DO THIS: Among the entries below, find the lines with "HIGHEST" and copy them.
* * *
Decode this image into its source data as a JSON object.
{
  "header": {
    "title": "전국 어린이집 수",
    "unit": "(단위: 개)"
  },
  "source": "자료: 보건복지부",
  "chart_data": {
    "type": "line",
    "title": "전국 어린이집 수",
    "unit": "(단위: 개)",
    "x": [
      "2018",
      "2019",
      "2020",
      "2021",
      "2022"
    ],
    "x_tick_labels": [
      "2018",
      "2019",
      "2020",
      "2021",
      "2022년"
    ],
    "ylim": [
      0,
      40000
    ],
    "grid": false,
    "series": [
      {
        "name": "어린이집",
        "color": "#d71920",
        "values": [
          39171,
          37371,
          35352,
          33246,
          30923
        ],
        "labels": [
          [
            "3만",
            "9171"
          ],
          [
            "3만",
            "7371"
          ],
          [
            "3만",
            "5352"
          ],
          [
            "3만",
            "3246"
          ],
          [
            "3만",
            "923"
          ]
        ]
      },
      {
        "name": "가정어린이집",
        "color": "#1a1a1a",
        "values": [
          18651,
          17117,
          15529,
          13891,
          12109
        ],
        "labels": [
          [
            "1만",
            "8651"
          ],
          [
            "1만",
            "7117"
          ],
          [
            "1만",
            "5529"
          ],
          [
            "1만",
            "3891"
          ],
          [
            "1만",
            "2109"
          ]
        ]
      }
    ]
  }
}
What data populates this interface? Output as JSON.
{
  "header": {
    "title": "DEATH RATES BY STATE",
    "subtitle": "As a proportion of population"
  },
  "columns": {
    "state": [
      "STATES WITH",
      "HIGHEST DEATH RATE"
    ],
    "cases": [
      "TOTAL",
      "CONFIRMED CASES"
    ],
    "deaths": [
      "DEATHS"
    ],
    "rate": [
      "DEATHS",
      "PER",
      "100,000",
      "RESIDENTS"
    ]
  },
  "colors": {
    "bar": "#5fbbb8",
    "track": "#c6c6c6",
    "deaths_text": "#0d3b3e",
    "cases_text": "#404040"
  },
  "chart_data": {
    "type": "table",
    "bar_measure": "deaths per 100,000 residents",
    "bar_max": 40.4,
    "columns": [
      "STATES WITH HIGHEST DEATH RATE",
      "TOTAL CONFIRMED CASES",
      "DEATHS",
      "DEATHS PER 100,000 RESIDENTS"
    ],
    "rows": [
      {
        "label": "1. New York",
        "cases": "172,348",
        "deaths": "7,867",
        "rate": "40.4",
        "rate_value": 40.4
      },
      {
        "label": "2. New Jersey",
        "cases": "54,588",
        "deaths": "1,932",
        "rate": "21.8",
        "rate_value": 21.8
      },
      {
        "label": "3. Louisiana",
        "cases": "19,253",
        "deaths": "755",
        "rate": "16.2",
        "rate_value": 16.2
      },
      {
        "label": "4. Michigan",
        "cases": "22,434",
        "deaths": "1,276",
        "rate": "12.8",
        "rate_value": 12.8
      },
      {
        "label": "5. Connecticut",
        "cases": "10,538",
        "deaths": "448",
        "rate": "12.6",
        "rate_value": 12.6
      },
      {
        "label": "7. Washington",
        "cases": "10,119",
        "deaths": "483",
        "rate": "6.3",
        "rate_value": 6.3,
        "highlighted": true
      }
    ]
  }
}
* * *
EXERCISE SOLUTION:
      "HIGHEST DEATH RATE"
      "STATES WITH HIGHEST DEATH RATE",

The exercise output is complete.